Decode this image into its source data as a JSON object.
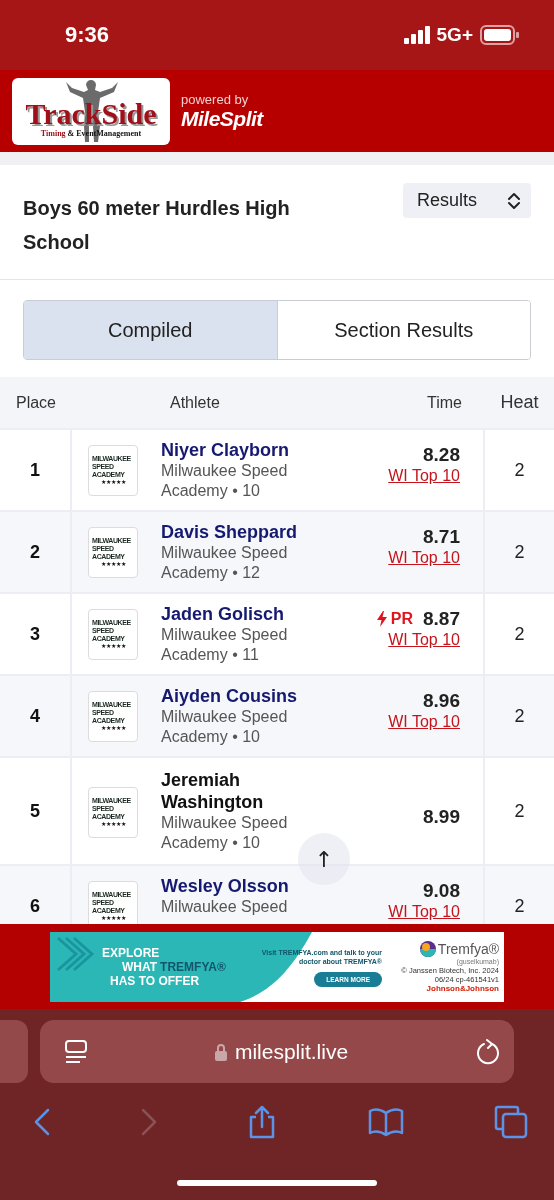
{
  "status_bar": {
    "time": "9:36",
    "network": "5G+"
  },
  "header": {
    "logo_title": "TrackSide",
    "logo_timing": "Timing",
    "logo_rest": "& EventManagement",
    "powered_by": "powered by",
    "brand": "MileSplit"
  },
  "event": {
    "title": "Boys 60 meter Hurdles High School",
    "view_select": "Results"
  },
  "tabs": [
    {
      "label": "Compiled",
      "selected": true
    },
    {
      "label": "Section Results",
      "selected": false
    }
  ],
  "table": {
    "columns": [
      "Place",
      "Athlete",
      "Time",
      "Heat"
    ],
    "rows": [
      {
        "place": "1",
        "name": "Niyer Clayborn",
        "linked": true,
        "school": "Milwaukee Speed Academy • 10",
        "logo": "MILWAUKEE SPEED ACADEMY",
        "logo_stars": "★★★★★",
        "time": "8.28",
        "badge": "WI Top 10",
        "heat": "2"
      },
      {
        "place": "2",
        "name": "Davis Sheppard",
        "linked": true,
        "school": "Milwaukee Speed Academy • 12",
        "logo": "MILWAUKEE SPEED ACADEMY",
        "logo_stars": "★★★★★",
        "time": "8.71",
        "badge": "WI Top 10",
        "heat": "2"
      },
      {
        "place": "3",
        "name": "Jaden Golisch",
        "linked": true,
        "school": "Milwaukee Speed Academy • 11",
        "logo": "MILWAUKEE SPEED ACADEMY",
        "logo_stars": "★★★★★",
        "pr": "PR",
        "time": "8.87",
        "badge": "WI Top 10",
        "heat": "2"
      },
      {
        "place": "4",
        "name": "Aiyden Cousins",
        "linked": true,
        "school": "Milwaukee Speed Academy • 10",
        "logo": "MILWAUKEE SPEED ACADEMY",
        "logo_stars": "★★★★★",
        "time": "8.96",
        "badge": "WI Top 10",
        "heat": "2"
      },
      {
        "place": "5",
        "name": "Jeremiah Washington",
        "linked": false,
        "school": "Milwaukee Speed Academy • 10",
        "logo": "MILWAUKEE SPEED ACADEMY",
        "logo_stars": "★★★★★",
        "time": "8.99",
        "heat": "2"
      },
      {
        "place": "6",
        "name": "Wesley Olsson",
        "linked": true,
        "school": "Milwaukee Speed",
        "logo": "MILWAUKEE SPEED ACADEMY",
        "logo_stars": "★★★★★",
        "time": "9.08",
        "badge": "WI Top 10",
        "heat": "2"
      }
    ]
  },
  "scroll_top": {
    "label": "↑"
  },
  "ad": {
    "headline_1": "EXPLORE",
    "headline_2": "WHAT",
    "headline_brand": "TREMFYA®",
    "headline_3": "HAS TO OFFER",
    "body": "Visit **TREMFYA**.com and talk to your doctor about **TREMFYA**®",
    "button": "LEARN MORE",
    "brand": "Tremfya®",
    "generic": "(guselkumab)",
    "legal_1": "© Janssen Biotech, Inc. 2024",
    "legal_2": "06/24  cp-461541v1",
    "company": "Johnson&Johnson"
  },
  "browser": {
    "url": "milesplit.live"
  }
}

INSTRUCTION: Pictures in the records should not appear in your copy, but everything else must be transcribed exactly.

THE RESPONSE:
Decode this image into its source data as a JSON object.
{
  "status_bar": {
    "time": "9:36",
    "network": "5G+"
  },
  "header": {
    "logo_title": "TrackSide",
    "logo_timing": "Timing",
    "logo_rest": "& EventManagement",
    "powered_by": "powered by",
    "brand": "MileSplit"
  },
  "event": {
    "title": "Boys 60 meter Hurdles High School",
    "view_select": "Results"
  },
  "tabs": [
    {
      "label": "Compiled",
      "selected": true
    },
    {
      "label": "Section Results",
      "selected": false
    }
  ],
  "table": {
    "columns": [
      "Place",
      "Athlete",
      "Time",
      "Heat"
    ],
    "rows": [
      {
        "place": "1",
        "name": "Niyer Clayborn",
        "linked": true,
        "school": "Milwaukee Speed Academy • 10",
        "logo": "MILWAUKEE SPEED ACADEMY",
        "logo_stars": "★★★★★",
        "time": "8.28",
        "badge": "WI Top 10",
        "heat": "2"
      },
      {
        "place": "2",
        "name": "Davis Sheppard",
        "linked": true,
        "school": "Milwaukee Speed Academy • 12",
        "logo": "MILWAUKEE SPEED ACADEMY",
        "logo_stars": "★★★★★",
        "time": "8.71",
        "badge": "WI Top 10",
        "heat": "2"
      },
      {
        "place": "3",
        "name": "Jaden Golisch",
        "linked": true,
        "school": "Milwaukee Speed Academy • 11",
        "logo": "MILWAUKEE SPEED ACADEMY",
        "logo_stars": "★★★★★",
        "pr": "PR",
        "time": "8.87",
        "badge": "WI Top 10",
        "heat": "2"
      },
      {
        "place": "4",
        "name": "Aiyden Cousins",
        "linked": true,
        "school": "Milwaukee Speed Academy • 10",
        "logo": "MILWAUKEE SPEED ACADEMY",
        "logo_stars": "★★★★★",
        "time": "8.96",
        "badge": "WI Top 10",
        "heat": "2"
      },
      {
        "place": "5",
        "name": "Jeremiah Washington",
        "linked": false,
        "school": "Milwaukee Speed Academy • 10",
        "logo": "MILWAUKEE SPEED ACADEMY",
        "logo_stars": "★★★★★",
        "time": "8.99",
        "heat": "2"
      },
      {
        "place": "6",
        "name": "Wesley Olsson",
        "linked": true,
        "school": "Milwaukee Speed",
        "logo": "MILWAUKEE SPEED ACADEMY",
        "logo_stars": "★★★★★",
        "time": "9.08",
        "badge": "WI Top 10",
        "heat": "2"
      }
    ]
  },
  "scroll_top": {
    "label": "↑"
  },
  "ad": {
    "headline_1": "EXPLORE",
    "headline_2": "WHAT",
    "headline_brand": "TREMFYA®",
    "headline_3": "HAS TO OFFER",
    "body": "Visit **TREMFYA**.com and talk to your doctor about **TREMFYA**®",
    "button": "LEARN MORE",
    "brand": "Tremfya®",
    "generic": "(guselkumab)",
    "legal_1": "© Janssen Biotech, Inc. 2024",
    "legal_2": "06/24  cp-461541v1",
    "company": "Johnson&Johnson"
  },
  "browser": {
    "url": "milesplit.live"
  }
}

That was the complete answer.